START RECORDS PROVIDED
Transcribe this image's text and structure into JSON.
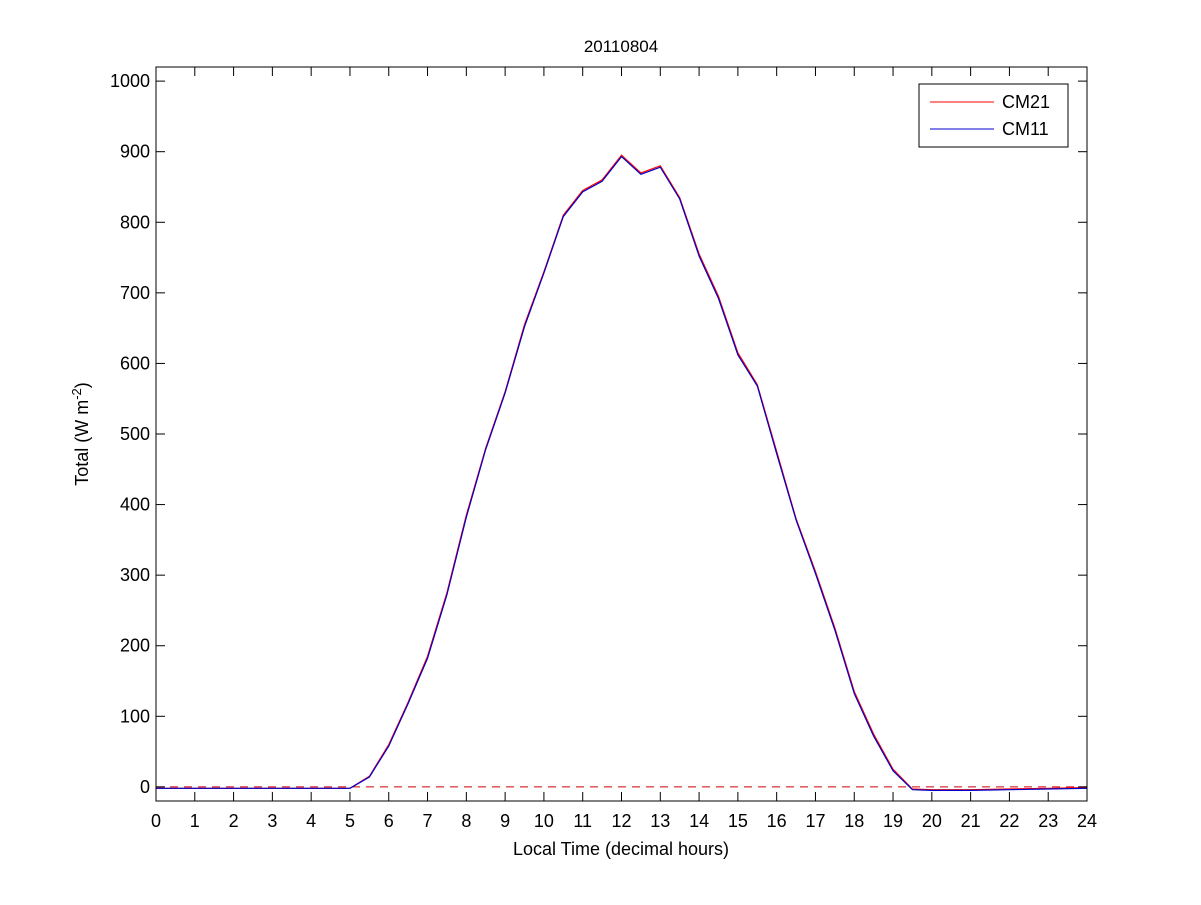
{
  "chart_data": {
    "type": "line",
    "title": "20110804",
    "xlabel": "Local Time (decimal hours)",
    "ylabel": "Total (W m-2)",
    "ylabel_parts": {
      "main": "Total (W m",
      "sup": "-2",
      "close": ")"
    },
    "xlim": [
      0,
      24
    ],
    "ylim": [
      -20,
      1020
    ],
    "xticks": [
      0,
      1,
      2,
      3,
      4,
      5,
      6,
      7,
      8,
      9,
      10,
      11,
      12,
      13,
      14,
      15,
      16,
      17,
      18,
      19,
      20,
      21,
      22,
      23,
      24
    ],
    "yticks": [
      0,
      100,
      200,
      300,
      400,
      500,
      600,
      700,
      800,
      900,
      1000
    ],
    "grid": false,
    "legend_position": "top-right",
    "reference_line": {
      "y": 0,
      "style": "dashed",
      "color": "#cc0000"
    },
    "series": [
      {
        "name": "CM21",
        "color": "#ff0000",
        "x": [
          0,
          5,
          5.5,
          6,
          6.5,
          7,
          7.5,
          8,
          8.5,
          9,
          9.5,
          10,
          10.5,
          11,
          11.5,
          12,
          12.5,
          13,
          13.5,
          14,
          14.5,
          15,
          15.5,
          16,
          16.5,
          17,
          17.5,
          18,
          18.5,
          19,
          19.5,
          20,
          21,
          22,
          23,
          24
        ],
        "values": [
          -2,
          -2,
          15,
          60,
          120,
          185,
          275,
          385,
          480,
          560,
          655,
          730,
          810,
          845,
          860,
          895,
          870,
          880,
          835,
          755,
          695,
          615,
          570,
          475,
          380,
          305,
          225,
          135,
          75,
          25,
          -3,
          -4,
          -4,
          -3,
          -2,
          -1
        ]
      },
      {
        "name": "CM11",
        "color": "#0000cc",
        "x": [
          0,
          5,
          5.5,
          6,
          6.5,
          7,
          7.5,
          8,
          8.5,
          9,
          9.5,
          10,
          10.5,
          11,
          11.5,
          12,
          12.5,
          13,
          13.5,
          14,
          14.5,
          15,
          15.5,
          16,
          16.5,
          17,
          17.5,
          18,
          18.5,
          19,
          19.5,
          20,
          21,
          22,
          23,
          24
        ],
        "values": [
          -2,
          -2,
          14,
          58,
          118,
          182,
          272,
          382,
          478,
          558,
          652,
          728,
          808,
          843,
          858,
          893,
          868,
          878,
          833,
          752,
          692,
          612,
          568,
          472,
          378,
          302,
          222,
          132,
          72,
          23,
          -4,
          -5,
          -5,
          -4,
          -3,
          -2
        ]
      }
    ]
  }
}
END RECORDS PROVIDED
| STATED PROBLEM |
Leaving aside the images, write out the entries above word for word.

| FINAL RESULT |
Transcribe this image's text and structure into JSON.
{
  "chart_data": {
    "type": "line",
    "title": "20110804",
    "xlabel": "Local Time (decimal hours)",
    "ylabel": "Total (W m-2)",
    "ylabel_parts": {
      "main": "Total (W m",
      "sup": "-2",
      "close": ")"
    },
    "xlim": [
      0,
      24
    ],
    "ylim": [
      -20,
      1020
    ],
    "xticks": [
      0,
      1,
      2,
      3,
      4,
      5,
      6,
      7,
      8,
      9,
      10,
      11,
      12,
      13,
      14,
      15,
      16,
      17,
      18,
      19,
      20,
      21,
      22,
      23,
      24
    ],
    "yticks": [
      0,
      100,
      200,
      300,
      400,
      500,
      600,
      700,
      800,
      900,
      1000
    ],
    "grid": false,
    "legend_position": "top-right",
    "reference_line": {
      "y": 0,
      "style": "dashed",
      "color": "#cc0000"
    },
    "series": [
      {
        "name": "CM21",
        "color": "#ff0000",
        "x": [
          0,
          5,
          5.5,
          6,
          6.5,
          7,
          7.5,
          8,
          8.5,
          9,
          9.5,
          10,
          10.5,
          11,
          11.5,
          12,
          12.5,
          13,
          13.5,
          14,
          14.5,
          15,
          15.5,
          16,
          16.5,
          17,
          17.5,
          18,
          18.5,
          19,
          19.5,
          20,
          21,
          22,
          23,
          24
        ],
        "values": [
          -2,
          -2,
          15,
          60,
          120,
          185,
          275,
          385,
          480,
          560,
          655,
          730,
          810,
          845,
          860,
          895,
          870,
          880,
          835,
          755,
          695,
          615,
          570,
          475,
          380,
          305,
          225,
          135,
          75,
          25,
          -3,
          -4,
          -4,
          -3,
          -2,
          -1
        ]
      },
      {
        "name": "CM11",
        "color": "#0000cc",
        "x": [
          0,
          5,
          5.5,
          6,
          6.5,
          7,
          7.5,
          8,
          8.5,
          9,
          9.5,
          10,
          10.5,
          11,
          11.5,
          12,
          12.5,
          13,
          13.5,
          14,
          14.5,
          15,
          15.5,
          16,
          16.5,
          17,
          17.5,
          18,
          18.5,
          19,
          19.5,
          20,
          21,
          22,
          23,
          24
        ],
        "values": [
          -2,
          -2,
          14,
          58,
          118,
          182,
          272,
          382,
          478,
          558,
          652,
          728,
          808,
          843,
          858,
          893,
          868,
          878,
          833,
          752,
          692,
          612,
          568,
          472,
          378,
          302,
          222,
          132,
          72,
          23,
          -4,
          -5,
          -5,
          -4,
          -3,
          -2
        ]
      }
    ]
  }
}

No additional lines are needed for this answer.